Exercise task: Read the records below and copy each line that contains "series".

(begin)

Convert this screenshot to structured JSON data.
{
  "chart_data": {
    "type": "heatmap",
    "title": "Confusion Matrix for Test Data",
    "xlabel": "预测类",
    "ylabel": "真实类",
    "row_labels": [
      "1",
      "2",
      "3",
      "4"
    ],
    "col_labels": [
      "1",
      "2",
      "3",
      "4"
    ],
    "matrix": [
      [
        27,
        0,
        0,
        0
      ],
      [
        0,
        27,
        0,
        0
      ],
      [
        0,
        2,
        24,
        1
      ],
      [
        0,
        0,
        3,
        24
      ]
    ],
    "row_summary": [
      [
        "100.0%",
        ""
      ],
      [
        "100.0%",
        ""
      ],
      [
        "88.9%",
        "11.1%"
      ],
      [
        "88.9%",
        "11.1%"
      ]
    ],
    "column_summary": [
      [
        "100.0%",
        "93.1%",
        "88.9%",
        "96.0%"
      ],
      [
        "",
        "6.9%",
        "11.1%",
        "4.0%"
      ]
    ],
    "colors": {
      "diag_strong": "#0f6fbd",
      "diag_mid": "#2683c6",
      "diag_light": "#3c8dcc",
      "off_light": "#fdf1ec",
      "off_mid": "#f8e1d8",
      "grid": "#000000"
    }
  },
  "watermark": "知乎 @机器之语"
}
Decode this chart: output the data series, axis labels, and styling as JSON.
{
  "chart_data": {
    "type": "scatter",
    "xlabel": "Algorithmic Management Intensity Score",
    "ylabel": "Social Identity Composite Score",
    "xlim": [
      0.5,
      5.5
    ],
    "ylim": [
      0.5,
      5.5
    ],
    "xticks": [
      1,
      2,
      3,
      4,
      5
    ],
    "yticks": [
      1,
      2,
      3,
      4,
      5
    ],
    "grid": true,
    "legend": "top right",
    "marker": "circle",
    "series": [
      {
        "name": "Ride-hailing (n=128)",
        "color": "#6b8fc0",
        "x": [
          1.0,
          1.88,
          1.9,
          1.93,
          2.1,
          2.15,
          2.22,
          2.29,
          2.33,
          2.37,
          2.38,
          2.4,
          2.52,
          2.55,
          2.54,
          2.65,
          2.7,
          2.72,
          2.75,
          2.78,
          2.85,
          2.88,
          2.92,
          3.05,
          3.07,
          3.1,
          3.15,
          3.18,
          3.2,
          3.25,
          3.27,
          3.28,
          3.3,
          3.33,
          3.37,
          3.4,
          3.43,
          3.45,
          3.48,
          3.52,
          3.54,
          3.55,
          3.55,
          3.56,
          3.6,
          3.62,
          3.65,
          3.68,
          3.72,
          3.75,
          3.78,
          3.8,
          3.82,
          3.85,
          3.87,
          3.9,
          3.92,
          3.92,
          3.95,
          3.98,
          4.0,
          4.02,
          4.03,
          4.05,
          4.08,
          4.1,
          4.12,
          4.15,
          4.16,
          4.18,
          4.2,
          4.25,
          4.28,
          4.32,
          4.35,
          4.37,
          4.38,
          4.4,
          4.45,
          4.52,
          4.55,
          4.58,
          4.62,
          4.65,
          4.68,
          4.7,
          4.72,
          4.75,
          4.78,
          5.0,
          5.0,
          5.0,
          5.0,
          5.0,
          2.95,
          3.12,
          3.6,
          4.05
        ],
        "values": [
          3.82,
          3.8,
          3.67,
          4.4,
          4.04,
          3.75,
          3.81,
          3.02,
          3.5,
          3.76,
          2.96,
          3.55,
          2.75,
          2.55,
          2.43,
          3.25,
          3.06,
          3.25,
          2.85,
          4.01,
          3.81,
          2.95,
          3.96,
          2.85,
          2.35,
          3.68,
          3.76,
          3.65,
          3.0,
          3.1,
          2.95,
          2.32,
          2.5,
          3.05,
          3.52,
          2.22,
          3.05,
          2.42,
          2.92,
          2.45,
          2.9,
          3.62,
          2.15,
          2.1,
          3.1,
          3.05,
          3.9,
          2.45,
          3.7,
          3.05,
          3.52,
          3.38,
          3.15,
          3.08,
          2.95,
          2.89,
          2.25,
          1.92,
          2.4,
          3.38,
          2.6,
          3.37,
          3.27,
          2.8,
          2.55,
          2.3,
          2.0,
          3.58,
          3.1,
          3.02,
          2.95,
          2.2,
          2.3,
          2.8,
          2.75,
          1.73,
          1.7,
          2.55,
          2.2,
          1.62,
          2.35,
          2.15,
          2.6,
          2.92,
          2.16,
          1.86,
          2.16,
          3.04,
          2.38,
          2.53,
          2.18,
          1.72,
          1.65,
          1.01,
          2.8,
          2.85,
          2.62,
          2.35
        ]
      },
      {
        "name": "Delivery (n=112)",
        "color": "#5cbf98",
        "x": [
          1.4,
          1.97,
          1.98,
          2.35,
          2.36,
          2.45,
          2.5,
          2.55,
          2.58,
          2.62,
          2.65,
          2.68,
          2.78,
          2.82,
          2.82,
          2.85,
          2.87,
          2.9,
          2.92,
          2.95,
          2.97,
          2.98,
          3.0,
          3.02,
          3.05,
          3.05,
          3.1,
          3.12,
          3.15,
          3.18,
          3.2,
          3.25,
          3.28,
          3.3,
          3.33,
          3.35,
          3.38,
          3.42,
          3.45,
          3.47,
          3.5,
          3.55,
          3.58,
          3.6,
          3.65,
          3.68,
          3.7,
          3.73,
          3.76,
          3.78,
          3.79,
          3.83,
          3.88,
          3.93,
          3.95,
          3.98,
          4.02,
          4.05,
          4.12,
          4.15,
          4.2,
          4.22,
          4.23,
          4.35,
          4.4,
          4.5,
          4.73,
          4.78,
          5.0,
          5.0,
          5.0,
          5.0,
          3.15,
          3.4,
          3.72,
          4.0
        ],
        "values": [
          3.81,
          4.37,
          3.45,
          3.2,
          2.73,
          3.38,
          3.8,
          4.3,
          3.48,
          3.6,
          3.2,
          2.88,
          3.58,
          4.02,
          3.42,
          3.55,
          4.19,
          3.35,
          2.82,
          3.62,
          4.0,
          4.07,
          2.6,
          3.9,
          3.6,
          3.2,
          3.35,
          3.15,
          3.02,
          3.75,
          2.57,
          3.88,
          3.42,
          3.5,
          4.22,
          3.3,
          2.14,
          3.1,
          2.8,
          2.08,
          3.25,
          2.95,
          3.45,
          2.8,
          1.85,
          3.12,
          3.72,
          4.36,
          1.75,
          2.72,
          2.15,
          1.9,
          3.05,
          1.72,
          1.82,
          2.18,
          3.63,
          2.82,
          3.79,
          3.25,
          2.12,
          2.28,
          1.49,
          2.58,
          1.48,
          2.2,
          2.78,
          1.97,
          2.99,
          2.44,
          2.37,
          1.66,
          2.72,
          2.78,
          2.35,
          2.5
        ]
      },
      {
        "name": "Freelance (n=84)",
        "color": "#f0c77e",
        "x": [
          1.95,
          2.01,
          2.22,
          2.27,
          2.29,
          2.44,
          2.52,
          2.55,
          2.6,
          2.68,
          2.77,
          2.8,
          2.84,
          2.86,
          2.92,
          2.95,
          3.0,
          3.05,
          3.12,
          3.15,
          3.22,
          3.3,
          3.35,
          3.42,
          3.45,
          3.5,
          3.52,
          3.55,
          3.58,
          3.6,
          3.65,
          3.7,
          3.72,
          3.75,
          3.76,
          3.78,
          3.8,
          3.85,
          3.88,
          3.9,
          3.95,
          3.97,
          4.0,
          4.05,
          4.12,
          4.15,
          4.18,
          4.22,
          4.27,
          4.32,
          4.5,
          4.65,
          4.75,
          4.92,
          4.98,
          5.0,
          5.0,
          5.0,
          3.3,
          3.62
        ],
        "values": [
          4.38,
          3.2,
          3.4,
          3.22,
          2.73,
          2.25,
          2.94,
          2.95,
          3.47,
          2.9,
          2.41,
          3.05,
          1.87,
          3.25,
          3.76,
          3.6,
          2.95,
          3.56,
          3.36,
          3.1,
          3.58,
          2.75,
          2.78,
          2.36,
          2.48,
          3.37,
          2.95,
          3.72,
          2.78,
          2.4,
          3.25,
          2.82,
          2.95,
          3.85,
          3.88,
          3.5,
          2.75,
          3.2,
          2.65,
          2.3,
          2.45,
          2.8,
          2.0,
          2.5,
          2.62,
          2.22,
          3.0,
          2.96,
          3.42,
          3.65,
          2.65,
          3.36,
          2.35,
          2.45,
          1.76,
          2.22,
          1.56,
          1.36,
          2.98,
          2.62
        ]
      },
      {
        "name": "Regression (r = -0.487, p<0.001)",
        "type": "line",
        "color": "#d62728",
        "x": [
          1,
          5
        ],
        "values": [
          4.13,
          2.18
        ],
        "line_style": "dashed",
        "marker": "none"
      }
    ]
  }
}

(end)

Written solution:
Decode this chart: output the data series, axis labels, and styling as JSON.
    "series": [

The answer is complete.